Would you retype all of these records exactly?
--- Start of Provided material ---
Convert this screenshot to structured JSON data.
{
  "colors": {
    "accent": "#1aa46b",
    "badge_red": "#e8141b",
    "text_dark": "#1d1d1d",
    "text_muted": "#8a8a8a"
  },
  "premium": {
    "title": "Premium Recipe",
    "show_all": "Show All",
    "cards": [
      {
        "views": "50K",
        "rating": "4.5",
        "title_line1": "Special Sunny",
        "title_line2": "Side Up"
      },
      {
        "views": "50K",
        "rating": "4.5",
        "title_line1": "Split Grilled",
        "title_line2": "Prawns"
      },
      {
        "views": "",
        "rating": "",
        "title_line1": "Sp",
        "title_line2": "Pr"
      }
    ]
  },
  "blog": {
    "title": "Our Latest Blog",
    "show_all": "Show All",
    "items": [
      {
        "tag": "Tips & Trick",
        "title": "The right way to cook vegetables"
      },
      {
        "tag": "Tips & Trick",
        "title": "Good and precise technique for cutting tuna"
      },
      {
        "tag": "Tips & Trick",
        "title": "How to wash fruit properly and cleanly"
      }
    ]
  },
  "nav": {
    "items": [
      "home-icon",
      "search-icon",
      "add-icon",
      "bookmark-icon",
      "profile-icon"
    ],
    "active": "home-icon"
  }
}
--- End of Provided material ---
Written answer —
Convert this screenshot to structured JSON data.
{
  "colors": {
    "accent": "#1aa46b",
    "badge_red": "#e8141b",
    "text_dark": "#1d1d1d",
    "text_muted": "#8a8a8a"
  },
  "premium": {
    "title": "Premium Recipe",
    "show_all": "Show All",
    "cards": [
      {
        "views": "50K",
        "rating": "4.5",
        "title_line1": "Special Sunny",
        "title_line2": "Side Up"
      },
      {
        "views": "50K",
        "rating": "4.5",
        "title_line1": "Split Grilled",
        "title_line2": "Prawns"
      },
      {
        "views": "",
        "rating": "",
        "title_line1": "Sp",
        "title_line2": "Pr"
      }
    ]
  },
  "blog": {
    "title": "Our Latest Blog",
    "show_all": "Show All",
    "items": [
      {
        "tag": "Tips & Trick",
        "title": "The right way to cook vegetables"
      },
      {
        "tag": "Tips & Trick",
        "title": "Good and precise technique for cutting tuna"
      },
      {
        "tag": "Tips & Trick",
        "title": "How to wash fruit properly and cleanly"
      }
    ]
  },
  "nav": {
    "items": [
      "home-icon",
      "search-icon",
      "add-icon",
      "bookmark-icon",
      "profile-icon"
    ],
    "active": "home-icon"
  }
}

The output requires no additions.